◆ Your goal ◆
Transcribe the entries below exactly.

◆ Entries provided ◆
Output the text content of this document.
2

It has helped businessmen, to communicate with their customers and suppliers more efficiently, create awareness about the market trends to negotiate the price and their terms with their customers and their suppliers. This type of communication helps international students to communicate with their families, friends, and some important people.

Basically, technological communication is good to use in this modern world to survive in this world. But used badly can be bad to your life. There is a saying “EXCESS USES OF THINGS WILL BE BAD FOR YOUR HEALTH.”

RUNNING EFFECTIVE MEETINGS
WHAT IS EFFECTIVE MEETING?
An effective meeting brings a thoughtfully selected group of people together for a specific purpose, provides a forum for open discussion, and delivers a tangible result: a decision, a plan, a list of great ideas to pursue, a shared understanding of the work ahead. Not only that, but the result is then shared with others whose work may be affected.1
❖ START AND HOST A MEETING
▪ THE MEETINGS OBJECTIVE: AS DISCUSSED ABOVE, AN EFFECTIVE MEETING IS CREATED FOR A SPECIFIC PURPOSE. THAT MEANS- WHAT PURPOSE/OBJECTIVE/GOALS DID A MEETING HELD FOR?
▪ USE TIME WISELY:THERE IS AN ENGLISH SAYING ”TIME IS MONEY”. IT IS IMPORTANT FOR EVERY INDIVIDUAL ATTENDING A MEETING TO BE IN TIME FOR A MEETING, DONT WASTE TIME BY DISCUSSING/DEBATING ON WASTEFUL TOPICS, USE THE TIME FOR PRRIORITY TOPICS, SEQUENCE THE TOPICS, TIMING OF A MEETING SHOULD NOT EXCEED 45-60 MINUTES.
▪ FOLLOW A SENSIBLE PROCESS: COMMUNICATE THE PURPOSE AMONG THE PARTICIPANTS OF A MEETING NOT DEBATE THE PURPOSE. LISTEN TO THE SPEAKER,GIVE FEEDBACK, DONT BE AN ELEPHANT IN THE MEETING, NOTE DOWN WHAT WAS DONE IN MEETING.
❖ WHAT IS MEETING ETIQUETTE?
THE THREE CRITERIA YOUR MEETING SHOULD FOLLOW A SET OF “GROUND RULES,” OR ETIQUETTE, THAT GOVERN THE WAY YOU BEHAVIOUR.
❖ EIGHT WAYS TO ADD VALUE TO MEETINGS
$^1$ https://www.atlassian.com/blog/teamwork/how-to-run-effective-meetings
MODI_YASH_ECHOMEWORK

◆ Answer for the task ◆
Output the text content of this document.
2

It has helped businessmen, to communicate with their customers and suppliers more efficiently, create awareness about the market trends to negotiate the price and their terms with their customers and their suppliers. This type of communication helps international students to communicate with their families, friends, and some important people.

Basically, technological communication is good to use in this modern world to survive in this world. But used badly can be bad to your life. There is a saying “EXCESS USES OF THINGS WILL BE BAD FOR YOUR HEALTH.”

RUNNING EFFECTIVE MEETINGS
WHAT IS EFFECTIVE MEETING?
An effective meeting brings a thoughtfully selected group of people together for a specific purpose, provides a forum for open discussion, and delivers a tangible result: a decision, a plan, a list of great ideas to pursue, a shared understanding of the work ahead. Not only that, but the result is then shared with others whose work may be affected.1
❖ START AND HOST A MEETING
▪ THE MEETINGS OBJECTIVE: AS DISCUSSED ABOVE, AN EFFECTIVE MEETING IS CREATED FOR A SPECIFIC PURPOSE. THAT MEANS- WHAT PURPOSE/OBJECTIVE/GOALS DID A MEETING HELD FOR?
▪ USE TIME WISELY:THERE IS AN ENGLISH SAYING ”TIME IS MONEY”. IT IS IMPORTANT FOR EVERY INDIVIDUAL ATTENDING A MEETING TO BE IN TIME FOR A MEETING, DONT WASTE TIME BY DISCUSSING/DEBATING ON WASTEFUL TOPICS, USE THE TIME FOR PRRIORITY TOPICS, SEQUENCE THE TOPICS, TIMING OF A MEETING SHOULD NOT EXCEED 45-60 MINUTES.
▪ FOLLOW A SENSIBLE PROCESS: COMMUNICATE THE PURPOSE AMONG THE PARTICIPANTS OF A MEETING NOT DEBATE THE PURPOSE. LISTEN TO THE SPEAKER,GIVE FEEDBACK, DONT BE AN ELEPHANT IN THE MEETING, NOTE DOWN WHAT WAS DONE IN MEETING.
❖ WHAT IS MEETING ETIQUETTE?
THE THREE CRITERIA YOUR MEETING SHOULD FOLLOW A SET OF “GROUND RULES,” OR ETIQUETTE, THAT GOVERN THE WAY YOU BEHAVIOUR.
❖ EIGHT WAYS TO ADD VALUE TO MEETINGS
$^1$ https://www.atlassian.com/blog/teamwork/how-to-run-effective-meetings
MODI_YASH_ECHOMEWORK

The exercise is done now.